▸ **Exercise brief**
Find the word "this" in the listing; pull out each line holding it.

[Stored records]
>> begin
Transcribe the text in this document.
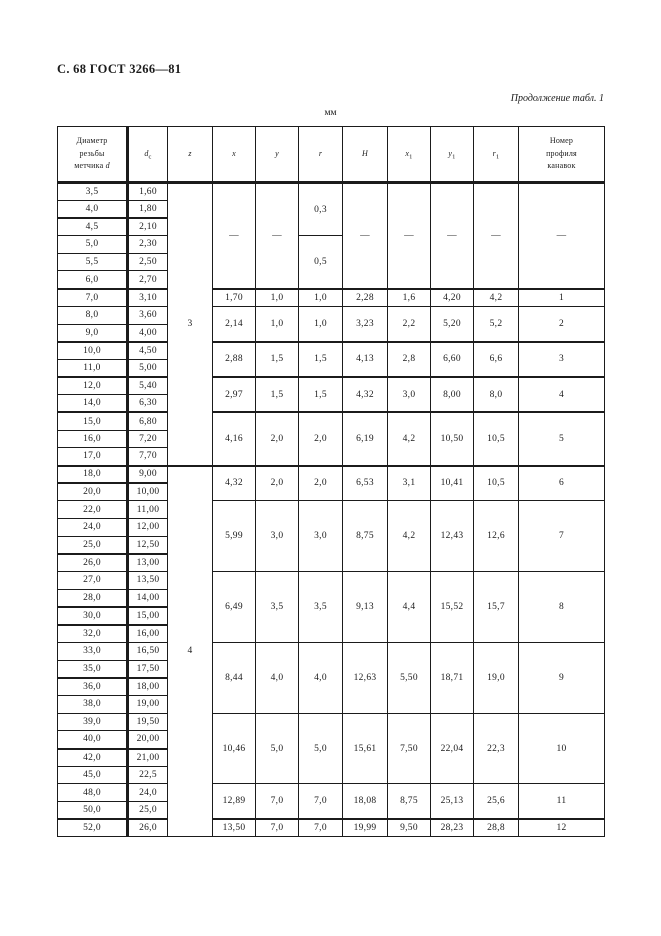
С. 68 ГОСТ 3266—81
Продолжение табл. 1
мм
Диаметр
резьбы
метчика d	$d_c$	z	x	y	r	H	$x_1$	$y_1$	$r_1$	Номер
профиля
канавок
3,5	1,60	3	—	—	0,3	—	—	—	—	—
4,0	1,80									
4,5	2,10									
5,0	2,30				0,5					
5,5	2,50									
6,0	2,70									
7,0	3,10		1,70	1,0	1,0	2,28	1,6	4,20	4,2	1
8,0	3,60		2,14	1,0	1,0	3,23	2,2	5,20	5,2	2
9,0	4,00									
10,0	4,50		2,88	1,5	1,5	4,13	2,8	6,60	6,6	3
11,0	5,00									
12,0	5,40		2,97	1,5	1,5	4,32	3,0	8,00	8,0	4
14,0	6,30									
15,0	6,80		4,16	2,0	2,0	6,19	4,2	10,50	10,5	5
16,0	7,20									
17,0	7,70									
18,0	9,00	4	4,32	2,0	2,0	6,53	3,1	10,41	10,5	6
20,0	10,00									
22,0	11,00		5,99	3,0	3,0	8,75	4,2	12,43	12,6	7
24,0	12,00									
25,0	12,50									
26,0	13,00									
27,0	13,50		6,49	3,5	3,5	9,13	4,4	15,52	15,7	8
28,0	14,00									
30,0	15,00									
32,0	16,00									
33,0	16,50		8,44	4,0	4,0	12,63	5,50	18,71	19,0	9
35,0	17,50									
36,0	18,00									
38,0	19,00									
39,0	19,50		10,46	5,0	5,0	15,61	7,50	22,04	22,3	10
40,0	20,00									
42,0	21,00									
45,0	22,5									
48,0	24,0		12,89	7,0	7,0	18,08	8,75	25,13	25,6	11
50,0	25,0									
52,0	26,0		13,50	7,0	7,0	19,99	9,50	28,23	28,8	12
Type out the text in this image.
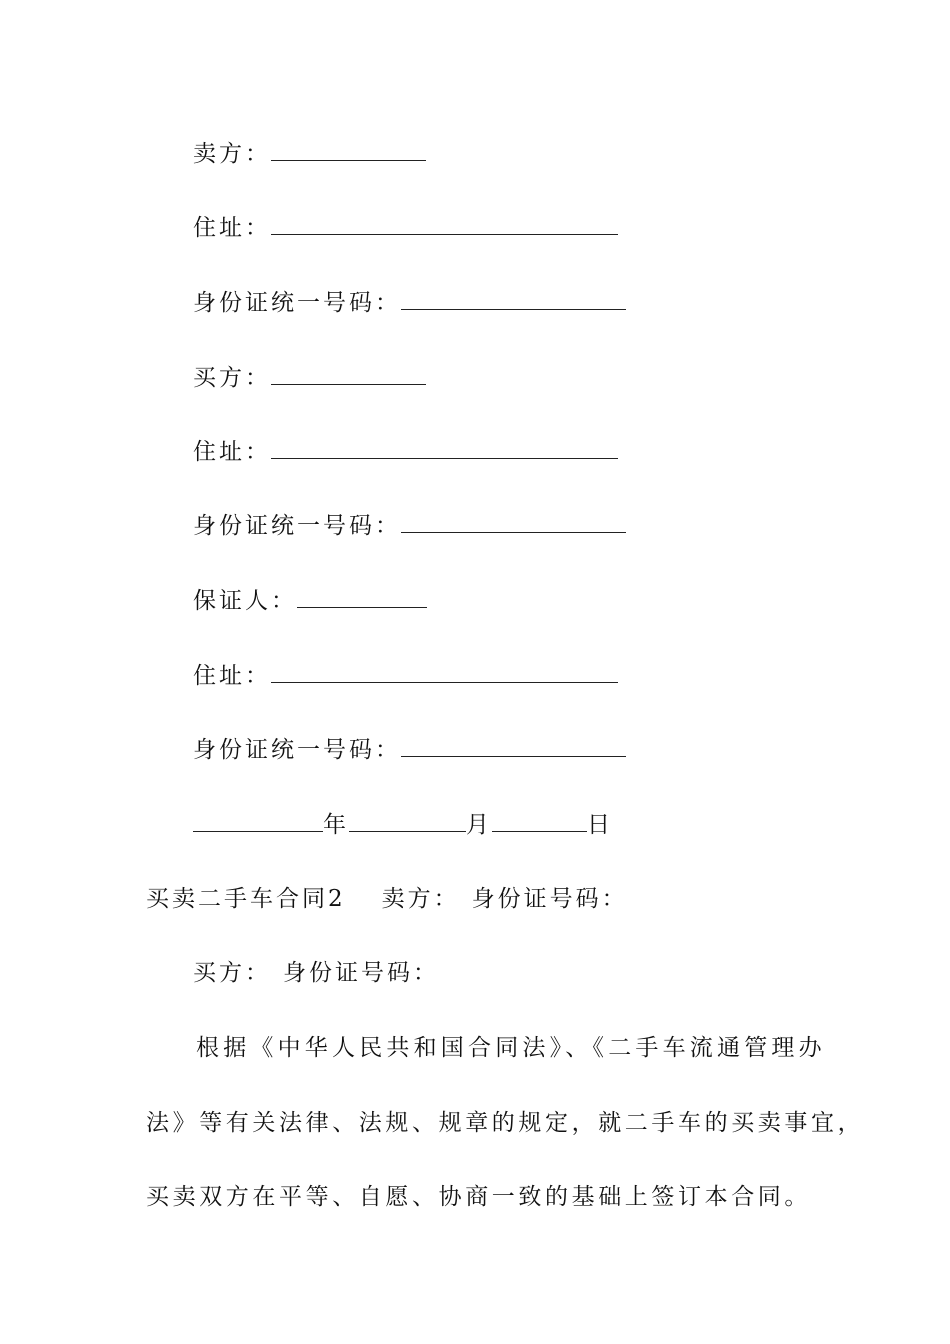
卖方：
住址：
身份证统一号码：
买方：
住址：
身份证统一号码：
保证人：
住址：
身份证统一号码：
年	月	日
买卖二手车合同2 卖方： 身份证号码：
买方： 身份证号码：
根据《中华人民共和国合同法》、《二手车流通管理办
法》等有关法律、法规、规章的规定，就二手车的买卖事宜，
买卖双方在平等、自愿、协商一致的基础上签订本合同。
>> end
▸ **In response**
Transcribe the text in this document.
Type out the text in this image.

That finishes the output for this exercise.